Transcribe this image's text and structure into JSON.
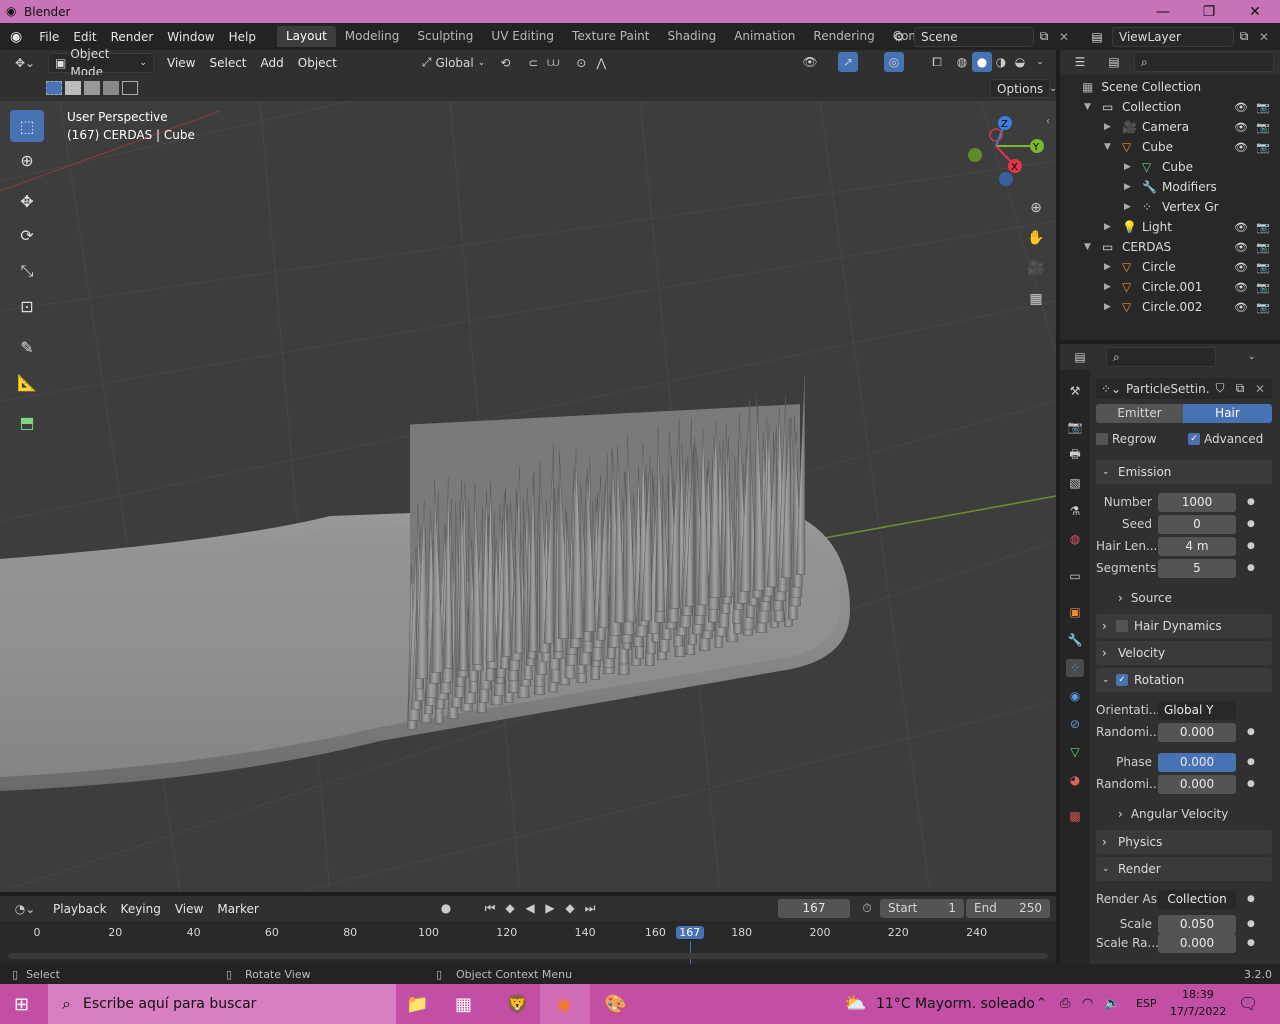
{
  "window": {
    "title": "Blender",
    "minimize": "—",
    "maximize": "❐",
    "close": "✕"
  },
  "menu": [
    "File",
    "Edit",
    "Render",
    "Window",
    "Help"
  ],
  "workspaces": [
    "Layout",
    "Modeling",
    "Sculpting",
    "UV Editing",
    "Texture Paint",
    "Shading",
    "Animation",
    "Rendering",
    "Compositing"
  ],
  "scene": "Scene",
  "view_layer": "ViewLayer",
  "viewport_header": {
    "mode": "Object Mode",
    "view": "View",
    "select": "Select",
    "add": "Add",
    "object": "Object",
    "transform": "Global"
  },
  "options_label": "Options",
  "viewport": {
    "perspective": "User Perspective",
    "object_info": "(167) CERDAS | Cube"
  },
  "gizmo": {
    "x": "X",
    "y": "Y",
    "z": "Z"
  },
  "outliner": {
    "root": "Scene Collection",
    "rows": [
      {
        "label": "Collection",
        "tri": "▼"
      },
      {
        "label": "Camera",
        "tri": "▶"
      },
      {
        "label": "Cube",
        "tri": "▼"
      },
      {
        "label": "Cube",
        "tri": "▶"
      },
      {
        "label": "Modifiers",
        "tri": "▶"
      },
      {
        "label": "Vertex Gr",
        "tri": "▶"
      },
      {
        "label": "Light",
        "tri": "▶"
      },
      {
        "label": "CERDAS",
        "tri": "▼"
      },
      {
        "label": "Circle",
        "tri": "▶"
      },
      {
        "label": "Circle.001",
        "tri": "▶"
      },
      {
        "label": "Circle.002",
        "tri": "▶"
      }
    ]
  },
  "properties": {
    "particle_settings": "ParticleSettin...",
    "type_tabs": [
      "Emitter",
      "Hair"
    ],
    "regrow": "Regrow",
    "advanced": "Advanced",
    "emission": {
      "title": "Emission",
      "number_label": "Number",
      "number": "1000",
      "seed_label": "Seed",
      "seed": "0",
      "hair_len_label": "Hair Len...",
      "hair_len": "4 m",
      "segments_label": "Segments",
      "segments": "5",
      "source": "Source"
    },
    "hair_dynamics": "Hair Dynamics",
    "velocity": "Velocity",
    "rotation": {
      "title": "Rotation",
      "orientation_label": "Orientati...",
      "orientation": "Global Y",
      "random_label": "Randomi...",
      "random": "0.000",
      "phase_label": "Phase",
      "phase": "0.000",
      "random2_label": "Randomi...",
      "random2": "0.000",
      "angular": "Angular Velocity"
    },
    "physics": "Physics",
    "render": {
      "title": "Render",
      "render_as_label": "Render As",
      "render_as": "Collection",
      "scale_label": "Scale",
      "scale": "0.050",
      "scale_rand_label": "Scale Ra...",
      "scale_rand": "0.000"
    }
  },
  "timeline": {
    "playback": "Playback",
    "keying": "Keying",
    "view": "View",
    "marker": "Marker",
    "current_frame": "167",
    "start_label": "Start",
    "start": "1",
    "end_label": "End",
    "end": "250",
    "ticks": [
      "0",
      "20",
      "40",
      "60",
      "80",
      "100",
      "120",
      "140",
      "160",
      "167",
      "180",
      "200",
      "220",
      "240"
    ]
  },
  "status": {
    "select": "Select",
    "rotate": "Rotate View",
    "context": "Object Context Menu",
    "version": "3.2.0"
  },
  "taskbar": {
    "search_placeholder": "Escribe aquí para buscar",
    "weather": "11°C  Mayorm. soleado",
    "lang": "ESP",
    "time": "18:39",
    "date": "17/7/2022"
  }
}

★ ★ ★

Copy all lines of the listing above that contain the string "Velocity".

• [The result]
    "velocity": "Velocity",
      "angular": "Angular Velocity"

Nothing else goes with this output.